Dataset entries:
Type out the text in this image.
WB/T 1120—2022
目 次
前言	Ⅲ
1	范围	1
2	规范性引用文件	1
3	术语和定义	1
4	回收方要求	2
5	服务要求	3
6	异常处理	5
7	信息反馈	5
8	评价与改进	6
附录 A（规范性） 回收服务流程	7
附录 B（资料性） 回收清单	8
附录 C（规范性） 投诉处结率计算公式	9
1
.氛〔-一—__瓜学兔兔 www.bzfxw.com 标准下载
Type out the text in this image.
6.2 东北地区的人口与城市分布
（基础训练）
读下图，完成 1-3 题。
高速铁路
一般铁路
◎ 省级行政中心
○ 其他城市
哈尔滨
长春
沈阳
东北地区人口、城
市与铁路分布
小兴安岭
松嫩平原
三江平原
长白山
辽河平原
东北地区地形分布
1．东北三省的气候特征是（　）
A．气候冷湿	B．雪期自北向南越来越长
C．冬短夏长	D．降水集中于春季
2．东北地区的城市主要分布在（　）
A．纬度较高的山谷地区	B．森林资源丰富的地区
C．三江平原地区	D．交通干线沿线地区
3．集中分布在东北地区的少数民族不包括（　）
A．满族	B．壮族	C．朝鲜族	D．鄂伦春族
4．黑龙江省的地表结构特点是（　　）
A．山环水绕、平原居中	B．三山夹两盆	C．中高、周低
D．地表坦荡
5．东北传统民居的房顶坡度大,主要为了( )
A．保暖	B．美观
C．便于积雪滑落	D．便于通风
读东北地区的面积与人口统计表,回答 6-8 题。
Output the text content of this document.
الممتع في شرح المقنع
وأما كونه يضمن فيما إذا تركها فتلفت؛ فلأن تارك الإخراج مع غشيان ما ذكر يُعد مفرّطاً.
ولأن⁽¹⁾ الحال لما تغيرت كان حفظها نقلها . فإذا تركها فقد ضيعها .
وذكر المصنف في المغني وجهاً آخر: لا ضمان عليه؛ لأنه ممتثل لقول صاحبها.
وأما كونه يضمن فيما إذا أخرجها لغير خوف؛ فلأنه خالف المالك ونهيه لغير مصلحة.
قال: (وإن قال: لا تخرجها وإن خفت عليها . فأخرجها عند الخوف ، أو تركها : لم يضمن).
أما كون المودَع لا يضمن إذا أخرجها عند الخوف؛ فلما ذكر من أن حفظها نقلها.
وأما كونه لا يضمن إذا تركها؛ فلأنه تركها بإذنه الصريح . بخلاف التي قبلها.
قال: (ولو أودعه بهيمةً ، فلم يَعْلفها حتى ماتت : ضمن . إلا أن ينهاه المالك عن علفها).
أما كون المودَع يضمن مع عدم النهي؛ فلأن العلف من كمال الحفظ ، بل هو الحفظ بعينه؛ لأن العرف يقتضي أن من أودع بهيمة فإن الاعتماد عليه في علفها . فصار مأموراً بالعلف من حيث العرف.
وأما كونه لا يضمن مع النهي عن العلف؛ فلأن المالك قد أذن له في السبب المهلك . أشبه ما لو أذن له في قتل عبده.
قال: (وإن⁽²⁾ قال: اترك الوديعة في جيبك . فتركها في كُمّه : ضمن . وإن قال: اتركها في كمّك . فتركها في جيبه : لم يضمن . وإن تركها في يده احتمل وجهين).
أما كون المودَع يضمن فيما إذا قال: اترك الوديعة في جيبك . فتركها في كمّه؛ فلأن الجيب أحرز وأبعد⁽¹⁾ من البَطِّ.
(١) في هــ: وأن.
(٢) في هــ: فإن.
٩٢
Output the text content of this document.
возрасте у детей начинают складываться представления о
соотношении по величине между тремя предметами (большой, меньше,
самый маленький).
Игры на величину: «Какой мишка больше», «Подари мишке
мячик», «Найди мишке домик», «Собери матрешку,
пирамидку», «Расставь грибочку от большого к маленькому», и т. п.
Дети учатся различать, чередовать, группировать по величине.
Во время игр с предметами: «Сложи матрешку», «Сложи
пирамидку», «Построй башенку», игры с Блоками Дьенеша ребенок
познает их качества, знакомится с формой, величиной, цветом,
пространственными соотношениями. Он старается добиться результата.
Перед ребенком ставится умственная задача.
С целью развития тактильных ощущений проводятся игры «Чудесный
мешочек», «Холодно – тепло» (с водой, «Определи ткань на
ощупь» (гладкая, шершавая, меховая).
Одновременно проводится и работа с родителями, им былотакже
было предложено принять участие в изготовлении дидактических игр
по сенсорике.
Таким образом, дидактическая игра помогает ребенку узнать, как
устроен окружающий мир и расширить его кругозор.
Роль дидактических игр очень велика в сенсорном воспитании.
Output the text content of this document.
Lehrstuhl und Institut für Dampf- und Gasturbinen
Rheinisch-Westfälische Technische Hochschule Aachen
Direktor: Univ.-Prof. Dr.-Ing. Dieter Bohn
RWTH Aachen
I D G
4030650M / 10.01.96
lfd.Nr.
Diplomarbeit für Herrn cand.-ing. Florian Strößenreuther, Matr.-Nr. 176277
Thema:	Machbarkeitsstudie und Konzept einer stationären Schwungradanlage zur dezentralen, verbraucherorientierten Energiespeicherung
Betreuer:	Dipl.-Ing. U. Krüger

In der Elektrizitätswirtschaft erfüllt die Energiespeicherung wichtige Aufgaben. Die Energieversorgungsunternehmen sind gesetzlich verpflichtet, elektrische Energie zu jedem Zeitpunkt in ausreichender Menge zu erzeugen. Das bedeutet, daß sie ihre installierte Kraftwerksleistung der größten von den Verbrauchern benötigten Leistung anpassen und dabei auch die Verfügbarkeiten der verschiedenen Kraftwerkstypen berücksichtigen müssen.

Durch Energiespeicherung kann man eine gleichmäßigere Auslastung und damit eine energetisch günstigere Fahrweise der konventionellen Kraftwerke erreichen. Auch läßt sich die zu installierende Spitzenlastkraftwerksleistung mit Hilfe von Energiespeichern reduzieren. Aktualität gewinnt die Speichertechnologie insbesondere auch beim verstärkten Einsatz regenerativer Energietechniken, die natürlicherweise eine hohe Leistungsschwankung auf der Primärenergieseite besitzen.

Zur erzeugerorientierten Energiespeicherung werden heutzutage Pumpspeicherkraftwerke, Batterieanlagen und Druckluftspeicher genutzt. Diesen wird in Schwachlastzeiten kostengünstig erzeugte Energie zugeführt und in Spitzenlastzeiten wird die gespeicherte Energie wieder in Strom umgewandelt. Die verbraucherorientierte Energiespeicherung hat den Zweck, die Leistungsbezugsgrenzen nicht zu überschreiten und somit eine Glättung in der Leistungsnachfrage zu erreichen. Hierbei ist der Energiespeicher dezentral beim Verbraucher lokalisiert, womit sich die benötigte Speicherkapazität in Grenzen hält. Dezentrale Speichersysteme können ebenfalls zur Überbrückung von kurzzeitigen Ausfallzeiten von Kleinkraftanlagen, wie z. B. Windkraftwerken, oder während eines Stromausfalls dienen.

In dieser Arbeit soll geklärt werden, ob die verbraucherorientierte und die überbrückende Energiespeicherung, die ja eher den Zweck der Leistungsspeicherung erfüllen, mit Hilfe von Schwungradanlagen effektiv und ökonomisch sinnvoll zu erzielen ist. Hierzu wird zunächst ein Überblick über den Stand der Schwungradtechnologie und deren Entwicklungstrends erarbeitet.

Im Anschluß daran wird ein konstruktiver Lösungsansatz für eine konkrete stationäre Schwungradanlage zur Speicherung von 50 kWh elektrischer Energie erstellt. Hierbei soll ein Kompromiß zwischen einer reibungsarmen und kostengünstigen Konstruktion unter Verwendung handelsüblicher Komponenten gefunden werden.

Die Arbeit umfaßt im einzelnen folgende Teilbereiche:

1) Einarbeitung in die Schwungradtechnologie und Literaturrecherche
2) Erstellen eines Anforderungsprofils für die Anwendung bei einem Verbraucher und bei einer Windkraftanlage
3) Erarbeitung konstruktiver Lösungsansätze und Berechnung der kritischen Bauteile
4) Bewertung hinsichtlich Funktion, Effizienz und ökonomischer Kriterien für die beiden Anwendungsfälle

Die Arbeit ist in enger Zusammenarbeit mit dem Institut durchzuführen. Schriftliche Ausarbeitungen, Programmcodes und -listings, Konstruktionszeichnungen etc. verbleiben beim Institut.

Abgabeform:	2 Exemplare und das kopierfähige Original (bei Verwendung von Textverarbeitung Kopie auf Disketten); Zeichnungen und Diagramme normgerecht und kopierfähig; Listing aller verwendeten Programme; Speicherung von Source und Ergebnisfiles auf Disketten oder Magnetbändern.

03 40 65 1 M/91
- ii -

Stated goal: Collect every line above that contains the word "فلأنه".

Final result:
وأما كونه يضمن فيما إذا أخرجها لغير خوف؛ فلأنه خالف المالك ونهيه لغير مصلحة.
وأما كونه لا يضمن إذا تركها؛ فلأنه تركها بإذنه الصريح . بخلاف التي قبلها.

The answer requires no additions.